§ **Challenge**: Print the complete set of entries exactly.

Saved entries
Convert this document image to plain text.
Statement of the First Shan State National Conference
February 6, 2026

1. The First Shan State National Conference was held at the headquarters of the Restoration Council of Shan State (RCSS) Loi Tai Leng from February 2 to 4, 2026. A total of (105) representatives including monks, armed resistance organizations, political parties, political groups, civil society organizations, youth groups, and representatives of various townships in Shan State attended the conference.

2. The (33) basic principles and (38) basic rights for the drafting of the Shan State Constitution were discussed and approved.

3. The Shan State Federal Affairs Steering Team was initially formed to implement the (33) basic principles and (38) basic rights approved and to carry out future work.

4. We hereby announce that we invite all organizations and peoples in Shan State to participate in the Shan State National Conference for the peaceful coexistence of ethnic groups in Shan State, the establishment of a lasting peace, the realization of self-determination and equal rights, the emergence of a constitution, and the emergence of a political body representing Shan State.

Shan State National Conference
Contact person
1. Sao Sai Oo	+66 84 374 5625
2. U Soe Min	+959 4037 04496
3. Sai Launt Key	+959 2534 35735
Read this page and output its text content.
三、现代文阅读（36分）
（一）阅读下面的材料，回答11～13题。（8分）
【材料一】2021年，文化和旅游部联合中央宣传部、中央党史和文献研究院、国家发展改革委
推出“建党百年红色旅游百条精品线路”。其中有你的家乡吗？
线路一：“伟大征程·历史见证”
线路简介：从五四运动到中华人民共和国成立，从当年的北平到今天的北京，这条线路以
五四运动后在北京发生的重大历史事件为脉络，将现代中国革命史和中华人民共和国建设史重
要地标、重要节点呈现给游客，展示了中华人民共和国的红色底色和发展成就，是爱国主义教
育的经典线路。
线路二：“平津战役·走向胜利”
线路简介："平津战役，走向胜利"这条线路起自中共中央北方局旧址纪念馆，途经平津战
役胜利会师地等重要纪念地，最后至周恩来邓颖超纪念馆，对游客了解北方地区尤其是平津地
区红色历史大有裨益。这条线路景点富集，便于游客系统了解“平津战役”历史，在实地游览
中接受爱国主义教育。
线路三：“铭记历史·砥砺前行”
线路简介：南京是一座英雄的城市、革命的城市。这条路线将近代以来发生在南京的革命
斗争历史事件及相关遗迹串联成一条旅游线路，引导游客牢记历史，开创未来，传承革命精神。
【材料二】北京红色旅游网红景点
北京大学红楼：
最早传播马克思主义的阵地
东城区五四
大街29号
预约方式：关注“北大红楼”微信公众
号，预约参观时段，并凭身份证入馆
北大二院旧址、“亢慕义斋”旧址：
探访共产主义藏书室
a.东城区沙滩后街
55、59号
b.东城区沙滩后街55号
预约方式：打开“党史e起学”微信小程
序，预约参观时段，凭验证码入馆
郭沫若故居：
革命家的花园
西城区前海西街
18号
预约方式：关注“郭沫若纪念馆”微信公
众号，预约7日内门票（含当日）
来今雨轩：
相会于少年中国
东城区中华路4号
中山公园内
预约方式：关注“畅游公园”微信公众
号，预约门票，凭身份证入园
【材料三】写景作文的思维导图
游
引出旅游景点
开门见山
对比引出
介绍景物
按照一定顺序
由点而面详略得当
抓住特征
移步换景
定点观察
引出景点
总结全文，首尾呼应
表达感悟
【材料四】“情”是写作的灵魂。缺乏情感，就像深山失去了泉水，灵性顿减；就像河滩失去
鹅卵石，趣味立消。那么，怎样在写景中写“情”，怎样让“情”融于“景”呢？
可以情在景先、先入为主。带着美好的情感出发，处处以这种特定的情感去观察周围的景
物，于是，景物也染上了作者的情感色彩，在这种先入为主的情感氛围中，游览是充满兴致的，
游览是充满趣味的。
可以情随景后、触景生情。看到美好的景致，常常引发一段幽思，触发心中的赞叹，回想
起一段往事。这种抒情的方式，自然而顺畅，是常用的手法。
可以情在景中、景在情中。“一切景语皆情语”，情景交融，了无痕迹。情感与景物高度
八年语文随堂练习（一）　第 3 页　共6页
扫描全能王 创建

§ **Written response**:
Convert this document image to plain text.
Statement of the First Shan State National Conference
February 6, 2026

1. The First Shan State National Conference was held at the headquarters of the Restoration Council of Shan State (RCSS) Loi Tai Leng from February 2 to 4, 2026. A total of (105) representatives including monks, armed resistance organizations, political parties, political groups, civil society organizations, youth groups, and representatives of various townships in Shan State attended the conference.

2. The (33) basic principles and (38) basic rights for the drafting of the Shan State Constitution were discussed and approved.

3. The Shan State Federal Affairs Steering Team was initially formed to implement the (33) basic principles and (38) basic rights approved and to carry out future work.

4. We hereby announce that we invite all organizations and peoples in Shan State to participate in the Shan State National Conference for the peaceful coexistence of ethnic groups in Shan State, the establishment of a lasting peace, the realization of self-determination and equal rights, the emergence of a constitution, and the emergence of a political body representing Shan State.

Shan State National Conference
Contact person
1. Sao Sai Oo	+66 84 374 5625
2. U Soe Min	+959 4037 04496
3. Sai Launt Key	+959 2534 35735
Read this page and output its text content.
三、现代文阅读（36分）
（一）阅读下面的材料，回答11～13题。（8分）
【材料一】2021年，文化和旅游部联合中央宣传部、中央党史和文献研究院、国家发展改革委
推出“建党百年红色旅游百条精品线路”。其中有你的家乡吗？
线路一：“伟大征程·历史见证”
线路简介：从五四运动到中华人民共和国成立，从当年的北平到今天的北京，这条线路以
五四运动后在北京发生的重大历史事件为脉络，将现代中国革命史和中华人民共和国建设史重
要地标、重要节点呈现给游客，展示了中华人民共和国的红色底色和发展成就，是爱国主义教
育的经典线路。
线路二：“平津战役·走向胜利”
线路简介："平津战役，走向胜利"这条线路起自中共中央北方局旧址纪念馆，途经平津战
役胜利会师地等重要纪念地，最后至周恩来邓颖超纪念馆，对游客了解北方地区尤其是平津地
区红色历史大有裨益。这条线路景点富集，便于游客系统了解“平津战役”历史，在实地游览
中接受爱国主义教育。
线路三：“铭记历史·砥砺前行”
线路简介：南京是一座英雄的城市、革命的城市。这条路线将近代以来发生在南京的革命
斗争历史事件及相关遗迹串联成一条旅游线路，引导游客牢记历史，开创未来，传承革命精神。
【材料二】北京红色旅游网红景点
北京大学红楼：
最早传播马克思主义的阵地
东城区五四
大街29号
预约方式：关注“北大红楼”微信公众
号，预约参观时段，并凭身份证入馆
北大二院旧址、“亢慕义斋”旧址：
探访共产主义藏书室
a.东城区沙滩后街
55、59号
b.东城区沙滩后街55号
预约方式：打开“党史e起学”微信小程
序，预约参观时段，凭验证码入馆
郭沫若故居：
革命家的花园
西城区前海西街
18号
预约方式：关注“郭沫若纪念馆”微信公
众号，预约7日内门票（含当日）
来今雨轩：
相会于少年中国
东城区中华路4号
中山公园内
预约方式：关注“畅游公园”微信公众
号，预约门票，凭身份证入园
【材料三】写景作文的思维导图
游
引出旅游景点
开门见山
对比引出
介绍景物
按照一定顺序
由点而面详略得当
抓住特征
移步换景
定点观察
引出景点
总结全文，首尾呼应
表达感悟
【材料四】“情”是写作的灵魂。缺乏情感，就像深山失去了泉水，灵性顿减；就像河滩失去
鹅卵石，趣味立消。那么，怎样在写景中写“情”，怎样让“情”融于“景”呢？
可以情在景先、先入为主。带着美好的情感出发，处处以这种特定的情感去观察周围的景
物，于是，景物也染上了作者的情感色彩，在这种先入为主的情感氛围中，游览是充满兴致的，
游览是充满趣味的。
可以情随景后、触景生情。看到美好的景致，常常引发一段幽思，触发心中的赞叹，回想
起一段往事。这种抒情的方式，自然而顺畅，是常用的手法。
可以情在景中、景在情中。“一切景语皆情语”，情景交融，了无痕迹。情感与景物高度
八年语文随堂练习（一）　第 3 页　共6页
扫描全能王 创建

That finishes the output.